| WHAT THE EXERCISE ASKS |
Tally the lines that include the word "show" and reply with nothing but the total.

| Collected data entries |
## Begin
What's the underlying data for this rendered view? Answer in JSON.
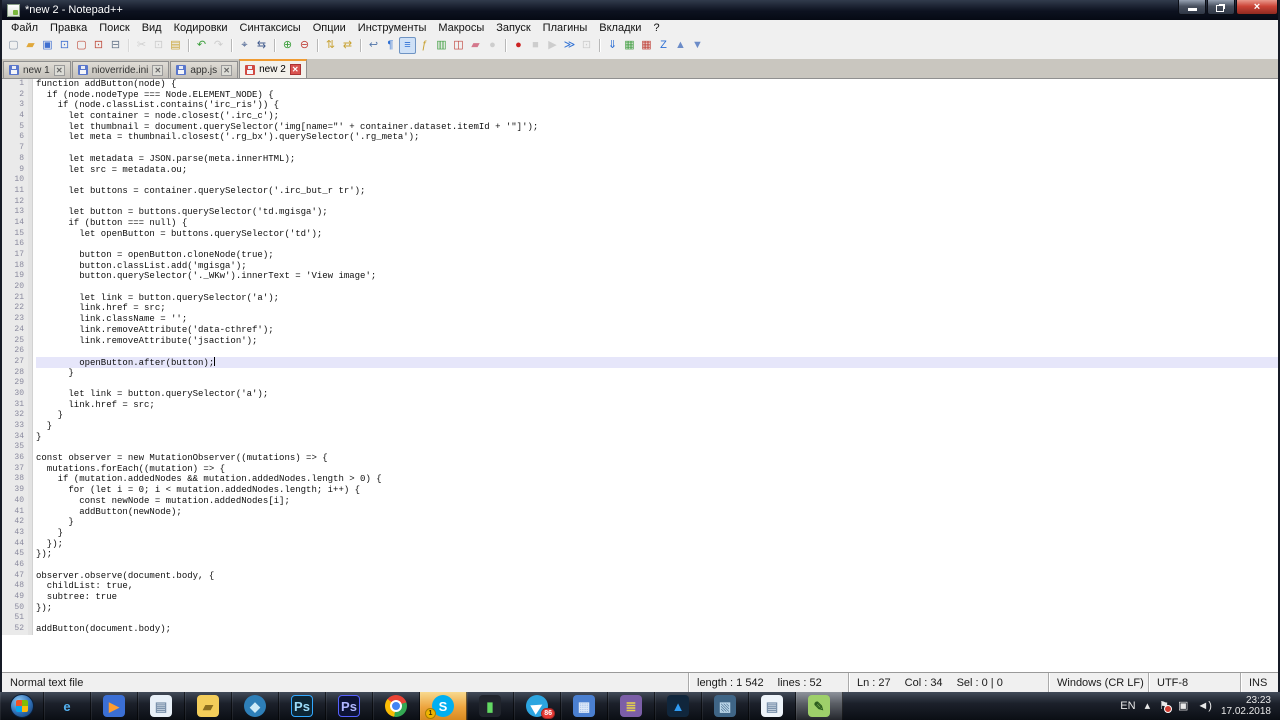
{
  "window": {
    "title": "*new 2 - Notepad++",
    "controls": {
      "close_glyph": "×"
    }
  },
  "menu": {
    "items": [
      {
        "name": "menu-file",
        "label": "Файл"
      },
      {
        "name": "menu-edit",
        "label": "Правка"
      },
      {
        "name": "menu-search",
        "label": "Поиск"
      },
      {
        "name": "menu-view",
        "label": "Вид"
      },
      {
        "name": "menu-encoding",
        "label": "Кодировки"
      },
      {
        "name": "menu-language",
        "label": "Синтаксисы"
      },
      {
        "name": "menu-settings",
        "label": "Опции"
      },
      {
        "name": "menu-tools",
        "label": "Инструменты"
      },
      {
        "name": "menu-macro",
        "label": "Макросы"
      },
      {
        "name": "menu-run",
        "label": "Запуск"
      },
      {
        "name": "menu-plugins",
        "label": "Плагины"
      },
      {
        "name": "menu-window",
        "label": "Вкладки"
      },
      {
        "name": "menu-help",
        "label": "?"
      }
    ]
  },
  "toolbar": {
    "buttons": [
      {
        "name": "new-file-button",
        "glyph": "▢",
        "color": "#8a97a8"
      },
      {
        "name": "open-file-button",
        "glyph": "▰",
        "color": "#e0a83c"
      },
      {
        "name": "save-button",
        "glyph": "▣",
        "color": "#3f6fd0"
      },
      {
        "name": "save-all-button",
        "glyph": "⊡",
        "color": "#3f6fd0"
      },
      {
        "name": "close-file-button",
        "glyph": "▢",
        "color": "#c05040"
      },
      {
        "name": "close-all-button",
        "glyph": "⊡",
        "color": "#c05040"
      },
      {
        "name": "print-button",
        "glyph": "⊟",
        "color": "#68788c"
      },
      {
        "name": "cut-button",
        "glyph": "✂",
        "color": "#9a9a9a",
        "enabled": false,
        "sep": true
      },
      {
        "name": "copy-button",
        "glyph": "⊡",
        "color": "#9a9a9a",
        "enabled": false
      },
      {
        "name": "paste-button",
        "glyph": "▤",
        "color": "#c8a232"
      },
      {
        "name": "undo-button",
        "glyph": "↶",
        "color": "#3a9e3a",
        "sep": true
      },
      {
        "name": "redo-button",
        "glyph": "↷",
        "color": "#9a9a9a",
        "enabled": false
      },
      {
        "name": "find-button",
        "glyph": "⌖",
        "color": "#405a8c",
        "sep": true
      },
      {
        "name": "replace-button",
        "glyph": "⇆",
        "color": "#405a8c"
      },
      {
        "name": "zoom-in-button",
        "glyph": "⊕",
        "color": "#3a9e3a",
        "sep": true
      },
      {
        "name": "zoom-out-button",
        "glyph": "⊖",
        "color": "#c04038"
      },
      {
        "name": "sync-vertical-scroll-button",
        "glyph": "⇅",
        "color": "#c8a232",
        "sep": true
      },
      {
        "name": "sync-horizontal-scroll-button",
        "glyph": "⇄",
        "color": "#c8a232"
      },
      {
        "name": "word-wrap-button",
        "glyph": "↩",
        "color": "#5578aa",
        "sep": true
      },
      {
        "name": "show-all-characters-button",
        "glyph": "¶",
        "color": "#2d6fd4"
      },
      {
        "name": "show-indent-guide-button",
        "glyph": "≡",
        "color": "#2d6fd4",
        "pressed": true
      },
      {
        "name": "function-list-button",
        "glyph": "ƒ",
        "color": "#c8a232"
      },
      {
        "name": "document-map-button",
        "glyph": "▥",
        "color": "#44a044"
      },
      {
        "name": "document-switcher-button",
        "glyph": "◫",
        "color": "#c04038"
      },
      {
        "name": "folder-as-workspace-button",
        "glyph": "▰",
        "color": "#d4788c"
      },
      {
        "name": "monitoring-button",
        "glyph": "●",
        "color": "#9a9a9a",
        "enabled": false
      },
      {
        "name": "macro-record-button",
        "glyph": "●",
        "color": "#cc2222",
        "sep": true
      },
      {
        "name": "macro-stop-button",
        "glyph": "■",
        "color": "#9a9a9a",
        "enabled": false
      },
      {
        "name": "macro-play-button",
        "glyph": "▶",
        "color": "#9a9a9a",
        "enabled": false
      },
      {
        "name": "macro-save-button",
        "glyph": "≫",
        "color": "#2d6fd4"
      },
      {
        "name": "macro-run-multiple-button",
        "glyph": "⊡",
        "color": "#9a9a9a",
        "enabled": false
      },
      {
        "name": "plugin-changed-lines-button",
        "glyph": "⇓",
        "color": "#2d6fd4",
        "sep": true
      },
      {
        "name": "plugin-compare-button",
        "glyph": "▦",
        "color": "#44a044"
      },
      {
        "name": "plugin-compare-clear-button",
        "glyph": "▦",
        "color": "#c04038"
      },
      {
        "name": "plugin-nav-last-button",
        "glyph": "Z",
        "color": "#2d6fd4"
      },
      {
        "name": "plugin-nav-up-button",
        "glyph": "▲",
        "color": "#6c8cc8"
      },
      {
        "name": "plugin-nav-down-button",
        "glyph": "▼",
        "color": "#6c8cc8"
      }
    ]
  },
  "tabs": [
    {
      "name": "tab-new-1",
      "label": "new 1",
      "state": "saved",
      "close_glyph": "✕"
    },
    {
      "name": "tab-nioverride-ini",
      "label": "nioverride.ini",
      "state": "saved",
      "close_glyph": "✕"
    },
    {
      "name": "tab-app-js",
      "label": "app.js",
      "state": "saved",
      "close_glyph": "✕"
    },
    {
      "name": "tab-new-2",
      "label": "new 2",
      "state": "modified",
      "active": true,
      "close_glyph": "✕"
    }
  ],
  "editor": {
    "current_line": 27,
    "lines": [
      "function addButton(node) {",
      "  if (node.nodeType === Node.ELEMENT_NODE) {",
      "    if (node.classList.contains('irc_ris')) {",
      "      let container = node.closest('.irc_c');",
      "      let thumbnail = document.querySelector('img[name=\"' + container.dataset.itemId + '\"]');",
      "      let meta = thumbnail.closest('.rg_bx').querySelector('.rg_meta');",
      "",
      "      let metadata = JSON.parse(meta.innerHTML);",
      "      let src = metadata.ou;",
      "",
      "      let buttons = container.querySelector('.irc_but_r tr');",
      "",
      "      let button = buttons.querySelector('td.mgisga');",
      "      if (button === null) {",
      "        let openButton = buttons.querySelector('td');",
      "",
      "        button = openButton.cloneNode(true);",
      "        button.classList.add('mgisga');",
      "        button.querySelector('._WKw').innerText = 'View image';",
      "",
      "        let link = button.querySelector('a');",
      "        link.href = src;",
      "        link.className = '';",
      "        link.removeAttribute('data-cthref');",
      "        link.removeAttribute('jsaction');",
      "",
      "        openButton.after(button);",
      "      }",
      "",
      "      let link = button.querySelector('a');",
      "      link.href = src;",
      "    }",
      "  }",
      "}",
      "",
      "const observer = new MutationObserver((mutations) => {",
      "  mutations.forEach((mutation) => {",
      "    if (mutation.addedNodes && mutation.addedNodes.length > 0) {",
      "      for (let i = 0; i < mutation.addedNodes.length; i++) {",
      "        const newNode = mutation.addedNodes[i];",
      "        addButton(newNode);",
      "      }",
      "    }",
      "  });",
      "});",
      "",
      "observer.observe(document.body, {",
      "  childList: true,",
      "  subtree: true",
      "});",
      "",
      "addButton(document.body);"
    ]
  },
  "status": {
    "doc_type": "Normal text file",
    "length": "length : 1 542",
    "lines": "lines : 52",
    "ln": "Ln : 27",
    "col": "Col : 34",
    "sel": "Sel : 0 | 0",
    "eol": "Windows (CR LF)",
    "encoding": "UTF-8",
    "insert_mode": "INS"
  },
  "taskbar": {
    "apps": [
      {
        "name": "start-button",
        "type": "start",
        "glyph": ""
      },
      {
        "name": "internet-explorer-icon",
        "glyph": "e",
        "fg": "#53b1f0",
        "bg": "transparent"
      },
      {
        "name": "media-player-icon",
        "glyph": "▶",
        "fg": "#ff9d2e",
        "bg": "#3b6fd4"
      },
      {
        "name": "notepad-icon",
        "glyph": "▤",
        "fg": "#7c93ad",
        "bg": "#e8f0f8"
      },
      {
        "name": "file-explorer-icon",
        "glyph": "▰",
        "fg": "#8a6d1f",
        "bg": "#f3cd5a"
      },
      {
        "name": "daemon-tools-icon",
        "glyph": "◆",
        "fg": "#cdeaf7",
        "bg": "#2e7fb8",
        "shape": "circle"
      },
      {
        "name": "photoshop-cyan-icon",
        "glyph": "Ps",
        "fg": "#9ddcf9",
        "bg": "#0d2635",
        "border": "#31a8ff"
      },
      {
        "name": "photoshop-blue-icon",
        "glyph": "Ps",
        "fg": "#b0b6ff",
        "bg": "#0d1335",
        "border": "#5560ff"
      },
      {
        "name": "chrome-icon",
        "type": "chrome",
        "glyph": ""
      },
      {
        "name": "skype-icon",
        "glyph": "S",
        "fg": "#ffffff",
        "bg": "#00aff0",
        "shape": "circle",
        "attention": true,
        "badge": "1",
        "badge_color": "#f0b400",
        "badge_fg": "#3a2a00",
        "badge_pos": "bl"
      },
      {
        "name": "system-monitor-icon",
        "glyph": "▮",
        "fg": "#62d962",
        "bg": "#20242c"
      },
      {
        "name": "telegram-icon",
        "glyph": "▶",
        "fg": "#ffffff",
        "bg": "#2ca5e0",
        "shape": "circle",
        "rotate": -30,
        "badge": "86",
        "badge_color": "#e53935",
        "badge_fg": "#ffffff",
        "badge_pos": "br"
      },
      {
        "name": "calculator-icon",
        "glyph": "▦",
        "fg": "#dce8f8",
        "bg": "#4a7fd0"
      },
      {
        "name": "winrar-icon",
        "glyph": "≣",
        "fg": "#e8d44a",
        "bg": "#7b5ea7"
      },
      {
        "name": "affinity-designer-icon",
        "glyph": "▲",
        "fg": "#2f9bf3",
        "bg": "#10263c"
      },
      {
        "name": "image-viewer-icon",
        "glyph": "▧",
        "fg": "#bcd7ea",
        "bg": "#3f6586"
      },
      {
        "name": "notepad-alt-icon",
        "glyph": "▤",
        "fg": "#7c93ad",
        "bg": "#eef4fa"
      },
      {
        "name": "notepad-plus-plus-icon",
        "glyph": "✎",
        "fg": "#2c5e1e",
        "bg": "#9ed06a",
        "active": true
      }
    ],
    "tray": {
      "lang": "EN",
      "chevron": "▴",
      "flag": "⚑",
      "network": "▣",
      "volume": "◄)",
      "time": "23:23",
      "date": "17.02.2018"
    }
  }
}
## End
| RESULT |
2